### Data excerpts
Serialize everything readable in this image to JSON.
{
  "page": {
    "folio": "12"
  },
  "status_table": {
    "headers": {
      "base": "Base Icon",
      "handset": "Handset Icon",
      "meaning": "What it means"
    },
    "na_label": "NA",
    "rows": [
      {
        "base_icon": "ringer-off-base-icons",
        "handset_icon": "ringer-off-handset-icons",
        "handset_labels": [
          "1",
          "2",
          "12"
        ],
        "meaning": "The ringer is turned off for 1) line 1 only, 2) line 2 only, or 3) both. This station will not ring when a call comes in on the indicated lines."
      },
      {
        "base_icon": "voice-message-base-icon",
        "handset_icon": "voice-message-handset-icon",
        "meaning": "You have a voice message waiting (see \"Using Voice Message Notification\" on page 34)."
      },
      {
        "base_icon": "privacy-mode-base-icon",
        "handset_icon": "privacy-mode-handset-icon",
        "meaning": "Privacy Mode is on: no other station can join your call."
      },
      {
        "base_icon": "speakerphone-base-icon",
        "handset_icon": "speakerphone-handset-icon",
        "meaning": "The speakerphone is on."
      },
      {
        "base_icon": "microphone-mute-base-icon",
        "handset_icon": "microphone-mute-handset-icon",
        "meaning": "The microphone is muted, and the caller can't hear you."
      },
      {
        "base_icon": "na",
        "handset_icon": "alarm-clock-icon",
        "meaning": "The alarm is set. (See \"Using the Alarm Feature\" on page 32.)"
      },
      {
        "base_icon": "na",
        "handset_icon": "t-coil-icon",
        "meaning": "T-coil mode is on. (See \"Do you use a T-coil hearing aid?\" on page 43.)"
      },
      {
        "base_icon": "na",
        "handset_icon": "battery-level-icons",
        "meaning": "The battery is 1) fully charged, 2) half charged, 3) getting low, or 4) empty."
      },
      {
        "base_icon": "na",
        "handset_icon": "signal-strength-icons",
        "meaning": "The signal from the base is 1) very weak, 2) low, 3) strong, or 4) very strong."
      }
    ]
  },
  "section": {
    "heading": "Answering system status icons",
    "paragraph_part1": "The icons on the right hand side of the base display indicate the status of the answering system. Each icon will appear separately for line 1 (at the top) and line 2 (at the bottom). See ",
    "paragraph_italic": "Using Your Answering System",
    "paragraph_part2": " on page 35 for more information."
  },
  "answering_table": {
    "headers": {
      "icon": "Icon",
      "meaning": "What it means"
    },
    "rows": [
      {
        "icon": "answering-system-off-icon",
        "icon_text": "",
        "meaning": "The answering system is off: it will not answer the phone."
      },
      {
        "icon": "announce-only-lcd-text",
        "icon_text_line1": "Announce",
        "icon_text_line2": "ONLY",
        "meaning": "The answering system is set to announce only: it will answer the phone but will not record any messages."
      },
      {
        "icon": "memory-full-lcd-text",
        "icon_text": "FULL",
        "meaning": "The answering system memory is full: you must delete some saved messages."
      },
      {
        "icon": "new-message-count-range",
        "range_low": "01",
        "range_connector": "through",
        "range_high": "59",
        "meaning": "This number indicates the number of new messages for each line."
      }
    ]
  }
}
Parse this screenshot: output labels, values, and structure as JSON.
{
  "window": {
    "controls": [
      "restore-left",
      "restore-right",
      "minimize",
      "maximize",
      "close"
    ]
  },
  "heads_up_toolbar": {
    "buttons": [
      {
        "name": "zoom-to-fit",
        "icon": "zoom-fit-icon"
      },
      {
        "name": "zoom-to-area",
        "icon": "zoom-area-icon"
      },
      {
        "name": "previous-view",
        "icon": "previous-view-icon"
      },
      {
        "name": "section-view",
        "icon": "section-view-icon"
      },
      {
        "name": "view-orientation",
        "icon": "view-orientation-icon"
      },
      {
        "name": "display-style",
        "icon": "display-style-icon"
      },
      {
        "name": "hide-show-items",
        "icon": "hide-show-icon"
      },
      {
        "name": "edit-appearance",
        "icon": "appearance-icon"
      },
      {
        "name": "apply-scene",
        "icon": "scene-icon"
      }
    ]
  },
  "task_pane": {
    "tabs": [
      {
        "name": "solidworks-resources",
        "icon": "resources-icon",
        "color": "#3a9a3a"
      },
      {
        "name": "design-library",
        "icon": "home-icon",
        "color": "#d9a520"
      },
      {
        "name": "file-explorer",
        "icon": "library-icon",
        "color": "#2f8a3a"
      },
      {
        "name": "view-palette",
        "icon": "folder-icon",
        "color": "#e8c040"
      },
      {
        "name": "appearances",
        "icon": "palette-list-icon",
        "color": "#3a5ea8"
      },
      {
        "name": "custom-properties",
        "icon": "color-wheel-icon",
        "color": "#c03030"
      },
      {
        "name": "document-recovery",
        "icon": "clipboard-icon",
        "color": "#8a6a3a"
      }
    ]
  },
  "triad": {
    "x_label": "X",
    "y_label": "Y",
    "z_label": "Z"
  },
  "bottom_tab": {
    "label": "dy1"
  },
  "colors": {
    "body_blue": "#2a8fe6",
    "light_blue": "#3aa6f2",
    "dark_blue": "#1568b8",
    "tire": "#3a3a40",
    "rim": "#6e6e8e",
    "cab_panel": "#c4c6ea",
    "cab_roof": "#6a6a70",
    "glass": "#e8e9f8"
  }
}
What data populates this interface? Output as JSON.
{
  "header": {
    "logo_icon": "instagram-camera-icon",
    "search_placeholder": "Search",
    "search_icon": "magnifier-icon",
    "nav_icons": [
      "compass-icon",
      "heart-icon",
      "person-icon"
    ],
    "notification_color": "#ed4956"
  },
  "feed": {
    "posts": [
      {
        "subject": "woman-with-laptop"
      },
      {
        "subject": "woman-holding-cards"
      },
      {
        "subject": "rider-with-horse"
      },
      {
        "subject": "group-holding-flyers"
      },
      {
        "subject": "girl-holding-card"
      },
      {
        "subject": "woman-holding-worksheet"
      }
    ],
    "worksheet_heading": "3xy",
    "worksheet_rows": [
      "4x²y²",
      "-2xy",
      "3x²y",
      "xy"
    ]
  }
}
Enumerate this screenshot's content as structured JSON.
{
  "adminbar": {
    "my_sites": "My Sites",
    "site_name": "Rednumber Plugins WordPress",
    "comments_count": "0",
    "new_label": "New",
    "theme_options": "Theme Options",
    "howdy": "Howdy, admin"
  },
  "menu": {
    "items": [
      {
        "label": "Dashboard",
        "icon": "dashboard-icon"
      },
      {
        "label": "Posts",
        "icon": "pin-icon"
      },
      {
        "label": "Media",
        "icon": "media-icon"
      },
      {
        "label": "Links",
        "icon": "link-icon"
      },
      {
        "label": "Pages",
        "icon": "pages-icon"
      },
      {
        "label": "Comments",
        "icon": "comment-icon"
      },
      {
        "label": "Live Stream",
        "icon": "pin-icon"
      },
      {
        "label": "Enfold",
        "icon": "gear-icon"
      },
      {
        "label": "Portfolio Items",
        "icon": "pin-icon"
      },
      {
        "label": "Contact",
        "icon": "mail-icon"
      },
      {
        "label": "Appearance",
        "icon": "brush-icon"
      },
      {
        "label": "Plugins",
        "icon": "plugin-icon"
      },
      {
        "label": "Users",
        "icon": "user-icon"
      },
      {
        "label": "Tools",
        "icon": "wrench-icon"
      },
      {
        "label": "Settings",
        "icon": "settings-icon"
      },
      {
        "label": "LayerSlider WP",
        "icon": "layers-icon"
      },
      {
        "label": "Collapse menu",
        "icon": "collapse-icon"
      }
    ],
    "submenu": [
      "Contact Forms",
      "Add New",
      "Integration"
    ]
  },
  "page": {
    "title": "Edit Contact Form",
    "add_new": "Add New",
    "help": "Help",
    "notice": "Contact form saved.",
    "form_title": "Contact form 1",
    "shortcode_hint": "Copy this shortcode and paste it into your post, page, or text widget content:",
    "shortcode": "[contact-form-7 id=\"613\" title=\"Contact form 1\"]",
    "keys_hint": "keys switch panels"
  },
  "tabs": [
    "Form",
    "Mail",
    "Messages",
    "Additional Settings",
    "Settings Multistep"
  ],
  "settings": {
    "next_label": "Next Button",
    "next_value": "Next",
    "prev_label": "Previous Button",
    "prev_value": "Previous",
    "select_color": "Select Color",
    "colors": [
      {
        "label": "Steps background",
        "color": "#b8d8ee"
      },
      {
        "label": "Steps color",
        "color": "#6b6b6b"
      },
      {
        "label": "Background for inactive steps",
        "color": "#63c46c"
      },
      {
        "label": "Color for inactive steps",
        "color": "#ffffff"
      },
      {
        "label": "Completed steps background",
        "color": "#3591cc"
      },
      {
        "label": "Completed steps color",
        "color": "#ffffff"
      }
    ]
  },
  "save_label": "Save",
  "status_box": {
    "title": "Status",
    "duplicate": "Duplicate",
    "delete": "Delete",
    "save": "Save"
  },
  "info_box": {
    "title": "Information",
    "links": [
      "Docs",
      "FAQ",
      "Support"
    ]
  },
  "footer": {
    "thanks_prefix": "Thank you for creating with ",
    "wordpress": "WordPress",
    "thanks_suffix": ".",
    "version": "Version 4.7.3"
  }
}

### STATED EXERCISE
In the records above, find each line that holds the word "inactive"; copy all such lines.

### ANSWER TO THIS PROBLEM
        "label": "Background for inactive steps",
        "label": "Color for inactive steps",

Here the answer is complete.